• **Instructions to follow**
Sort through the entries below and pull out lines containing the word "Fasting".

Start Data listing

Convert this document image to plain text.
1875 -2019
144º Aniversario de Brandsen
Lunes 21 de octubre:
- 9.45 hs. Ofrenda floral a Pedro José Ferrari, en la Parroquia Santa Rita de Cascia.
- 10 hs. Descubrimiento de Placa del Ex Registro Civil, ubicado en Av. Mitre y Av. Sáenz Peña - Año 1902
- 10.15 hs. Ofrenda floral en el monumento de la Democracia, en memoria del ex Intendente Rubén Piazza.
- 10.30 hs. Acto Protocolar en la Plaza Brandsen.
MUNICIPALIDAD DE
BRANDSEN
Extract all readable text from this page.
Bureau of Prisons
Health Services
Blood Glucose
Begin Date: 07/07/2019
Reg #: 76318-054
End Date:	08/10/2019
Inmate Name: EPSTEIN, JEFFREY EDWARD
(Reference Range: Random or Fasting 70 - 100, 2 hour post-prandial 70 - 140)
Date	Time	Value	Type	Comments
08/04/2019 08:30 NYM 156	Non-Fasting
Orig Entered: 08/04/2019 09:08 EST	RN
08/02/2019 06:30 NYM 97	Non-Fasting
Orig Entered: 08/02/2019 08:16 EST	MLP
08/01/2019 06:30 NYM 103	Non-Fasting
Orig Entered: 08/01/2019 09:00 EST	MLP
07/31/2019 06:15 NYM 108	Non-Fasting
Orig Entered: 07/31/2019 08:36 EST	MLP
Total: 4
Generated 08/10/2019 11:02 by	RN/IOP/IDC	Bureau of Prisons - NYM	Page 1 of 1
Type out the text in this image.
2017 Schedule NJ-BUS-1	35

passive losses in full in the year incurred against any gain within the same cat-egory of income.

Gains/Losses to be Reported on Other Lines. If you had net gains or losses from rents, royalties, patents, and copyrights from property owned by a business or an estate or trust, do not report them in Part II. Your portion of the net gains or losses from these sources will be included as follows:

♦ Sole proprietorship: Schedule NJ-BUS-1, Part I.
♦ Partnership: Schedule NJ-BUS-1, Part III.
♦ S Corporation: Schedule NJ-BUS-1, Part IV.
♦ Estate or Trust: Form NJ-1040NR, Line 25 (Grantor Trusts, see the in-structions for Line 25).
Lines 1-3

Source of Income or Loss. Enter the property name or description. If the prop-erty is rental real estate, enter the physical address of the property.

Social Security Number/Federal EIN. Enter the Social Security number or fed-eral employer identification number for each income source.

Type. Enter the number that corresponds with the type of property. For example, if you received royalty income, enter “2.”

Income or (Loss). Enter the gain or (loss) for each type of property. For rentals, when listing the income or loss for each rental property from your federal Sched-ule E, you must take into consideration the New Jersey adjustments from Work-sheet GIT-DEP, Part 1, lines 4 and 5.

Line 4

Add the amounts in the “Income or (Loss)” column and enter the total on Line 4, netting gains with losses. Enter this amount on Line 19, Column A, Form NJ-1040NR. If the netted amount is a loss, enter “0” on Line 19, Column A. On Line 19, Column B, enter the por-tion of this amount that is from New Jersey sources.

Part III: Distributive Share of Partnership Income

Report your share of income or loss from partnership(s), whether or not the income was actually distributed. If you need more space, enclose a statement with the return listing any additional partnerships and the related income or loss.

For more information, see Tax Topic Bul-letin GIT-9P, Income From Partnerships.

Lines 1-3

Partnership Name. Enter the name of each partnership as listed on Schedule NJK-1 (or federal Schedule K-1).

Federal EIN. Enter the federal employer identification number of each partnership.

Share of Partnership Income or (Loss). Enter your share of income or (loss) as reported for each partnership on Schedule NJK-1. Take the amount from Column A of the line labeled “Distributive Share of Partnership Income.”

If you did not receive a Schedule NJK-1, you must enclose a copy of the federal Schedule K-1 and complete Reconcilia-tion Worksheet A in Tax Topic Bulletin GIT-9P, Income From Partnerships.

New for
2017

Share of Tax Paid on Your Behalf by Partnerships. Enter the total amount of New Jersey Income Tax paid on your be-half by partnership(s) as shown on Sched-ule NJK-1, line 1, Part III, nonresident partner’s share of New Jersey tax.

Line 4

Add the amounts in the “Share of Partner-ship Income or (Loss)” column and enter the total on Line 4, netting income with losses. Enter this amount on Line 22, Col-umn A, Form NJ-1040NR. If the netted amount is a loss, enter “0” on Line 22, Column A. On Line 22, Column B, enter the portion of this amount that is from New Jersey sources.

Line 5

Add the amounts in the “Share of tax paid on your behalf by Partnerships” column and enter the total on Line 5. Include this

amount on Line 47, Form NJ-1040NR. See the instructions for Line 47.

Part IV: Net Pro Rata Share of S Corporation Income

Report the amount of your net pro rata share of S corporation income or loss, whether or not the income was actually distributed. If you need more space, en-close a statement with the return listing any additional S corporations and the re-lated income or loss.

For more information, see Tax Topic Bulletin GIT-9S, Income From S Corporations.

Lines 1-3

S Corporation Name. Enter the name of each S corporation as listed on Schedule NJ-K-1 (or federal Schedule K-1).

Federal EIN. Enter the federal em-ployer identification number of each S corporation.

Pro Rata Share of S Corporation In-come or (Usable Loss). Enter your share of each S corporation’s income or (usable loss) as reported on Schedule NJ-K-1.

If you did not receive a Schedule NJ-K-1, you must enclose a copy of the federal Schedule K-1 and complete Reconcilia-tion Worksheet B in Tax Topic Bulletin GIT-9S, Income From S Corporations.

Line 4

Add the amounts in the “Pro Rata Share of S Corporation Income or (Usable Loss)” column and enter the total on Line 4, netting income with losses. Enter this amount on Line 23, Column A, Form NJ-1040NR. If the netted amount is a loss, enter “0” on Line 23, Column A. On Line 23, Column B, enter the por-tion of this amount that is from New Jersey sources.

End Data listing

• **Exercise result**
(Reference Range: Random or Fasting 70 - 100, 2 hour post-prandial 70 - 140)
08/04/2019 08:30 NYM 156	Non-Fasting
08/02/2019 06:30 NYM 97	Non-Fasting
08/01/2019 06:30 NYM 103	Non-Fasting
07/31/2019 06:15 NYM 108	Non-Fasting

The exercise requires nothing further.